### What the task asks:
Track down each line that has the word "vacant" and copy it.

== Material provided ==

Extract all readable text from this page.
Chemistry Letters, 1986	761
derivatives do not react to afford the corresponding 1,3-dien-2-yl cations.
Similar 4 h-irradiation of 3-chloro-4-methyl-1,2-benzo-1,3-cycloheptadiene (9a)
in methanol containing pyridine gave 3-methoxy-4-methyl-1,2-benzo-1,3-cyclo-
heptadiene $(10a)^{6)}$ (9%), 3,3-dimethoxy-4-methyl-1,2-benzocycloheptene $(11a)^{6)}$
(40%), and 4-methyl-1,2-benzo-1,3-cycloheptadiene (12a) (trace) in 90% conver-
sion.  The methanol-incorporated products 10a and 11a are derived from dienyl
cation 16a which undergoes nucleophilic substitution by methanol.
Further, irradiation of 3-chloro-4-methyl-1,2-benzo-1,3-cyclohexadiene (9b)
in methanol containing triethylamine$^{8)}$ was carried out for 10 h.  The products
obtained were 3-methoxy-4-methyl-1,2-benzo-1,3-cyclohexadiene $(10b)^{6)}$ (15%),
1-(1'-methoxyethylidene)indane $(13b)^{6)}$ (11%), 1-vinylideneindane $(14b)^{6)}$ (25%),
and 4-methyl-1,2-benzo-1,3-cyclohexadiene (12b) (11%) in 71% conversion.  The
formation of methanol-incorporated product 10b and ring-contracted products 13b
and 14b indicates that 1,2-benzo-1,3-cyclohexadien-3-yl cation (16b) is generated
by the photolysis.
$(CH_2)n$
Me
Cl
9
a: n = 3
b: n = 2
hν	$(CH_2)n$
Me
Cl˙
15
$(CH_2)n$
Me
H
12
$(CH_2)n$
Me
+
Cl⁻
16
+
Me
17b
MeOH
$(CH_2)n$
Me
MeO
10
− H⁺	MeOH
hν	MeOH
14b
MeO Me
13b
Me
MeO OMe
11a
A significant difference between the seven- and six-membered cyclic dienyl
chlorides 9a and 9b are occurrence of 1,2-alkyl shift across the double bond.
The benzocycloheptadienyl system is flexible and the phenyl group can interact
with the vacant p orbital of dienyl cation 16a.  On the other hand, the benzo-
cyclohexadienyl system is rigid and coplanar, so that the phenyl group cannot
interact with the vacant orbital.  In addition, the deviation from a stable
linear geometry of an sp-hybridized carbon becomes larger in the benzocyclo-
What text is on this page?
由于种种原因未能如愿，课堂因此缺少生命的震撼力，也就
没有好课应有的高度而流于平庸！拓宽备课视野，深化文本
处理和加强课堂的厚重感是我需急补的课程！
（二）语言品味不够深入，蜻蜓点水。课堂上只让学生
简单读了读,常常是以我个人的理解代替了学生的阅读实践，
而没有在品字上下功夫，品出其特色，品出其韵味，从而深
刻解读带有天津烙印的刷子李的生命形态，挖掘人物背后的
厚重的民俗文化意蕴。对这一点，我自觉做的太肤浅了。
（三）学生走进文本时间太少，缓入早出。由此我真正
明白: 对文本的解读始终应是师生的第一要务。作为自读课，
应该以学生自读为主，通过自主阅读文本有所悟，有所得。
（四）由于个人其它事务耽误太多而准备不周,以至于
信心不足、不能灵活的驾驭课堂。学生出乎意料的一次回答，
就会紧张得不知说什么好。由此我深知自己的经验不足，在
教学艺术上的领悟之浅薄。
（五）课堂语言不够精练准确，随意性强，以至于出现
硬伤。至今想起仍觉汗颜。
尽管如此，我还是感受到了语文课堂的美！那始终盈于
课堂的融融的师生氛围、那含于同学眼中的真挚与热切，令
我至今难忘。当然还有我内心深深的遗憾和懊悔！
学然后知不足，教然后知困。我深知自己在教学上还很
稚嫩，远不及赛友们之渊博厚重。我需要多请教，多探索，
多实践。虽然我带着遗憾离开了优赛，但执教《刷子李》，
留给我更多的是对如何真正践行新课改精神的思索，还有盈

===

### Task result:
with the vacant p orbital of dienyl cation 16a.  On the other hand, the benzo-
interact with the vacant orbital.  In addition, the deviation from a stable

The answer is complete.